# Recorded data

━━━━━━━━━━

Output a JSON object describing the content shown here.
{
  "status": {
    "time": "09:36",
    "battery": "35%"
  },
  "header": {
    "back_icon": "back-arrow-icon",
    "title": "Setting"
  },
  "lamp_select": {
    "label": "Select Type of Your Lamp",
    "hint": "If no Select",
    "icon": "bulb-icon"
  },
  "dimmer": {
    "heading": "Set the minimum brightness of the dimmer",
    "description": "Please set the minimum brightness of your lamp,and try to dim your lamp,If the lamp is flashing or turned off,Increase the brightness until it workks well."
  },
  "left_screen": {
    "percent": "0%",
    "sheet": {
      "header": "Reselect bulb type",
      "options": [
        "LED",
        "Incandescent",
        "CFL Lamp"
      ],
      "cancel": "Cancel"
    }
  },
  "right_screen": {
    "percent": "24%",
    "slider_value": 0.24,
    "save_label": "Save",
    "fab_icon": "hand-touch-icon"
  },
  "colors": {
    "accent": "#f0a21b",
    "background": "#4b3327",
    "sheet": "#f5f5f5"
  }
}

━━━━━━━━━━

Every line above should be printed again exactly as it stands.

# WORKED ANSWER
Output a JSON object describing the content shown here.
{
  "status": {
    "time": "09:36",
    "battery": "35%"
  },
  "header": {
    "back_icon": "back-arrow-icon",
    "title": "Setting"
  },
  "lamp_select": {
    "label": "Select Type of Your Lamp",
    "hint": "If no Select",
    "icon": "bulb-icon"
  },
  "dimmer": {
    "heading": "Set the minimum brightness of the dimmer",
    "description": "Please set the minimum brightness of your lamp,and try to dim your lamp,If the lamp is flashing or turned off,Increase the brightness until it workks well."
  },
  "left_screen": {
    "percent": "0%",
    "sheet": {
      "header": "Reselect bulb type",
      "options": [
        "LED",
        "Incandescent",
        "CFL Lamp"
      ],
      "cancel": "Cancel"
    }
  },
  "right_screen": {
    "percent": "24%",
    "slider_value": 0.24,
    "save_label": "Save",
    "fab_icon": "hand-touch-icon"
  },
  "colors": {
    "accent": "#f0a21b",
    "background": "#4b3327",
    "sheet": "#f5f5f5"
  }
}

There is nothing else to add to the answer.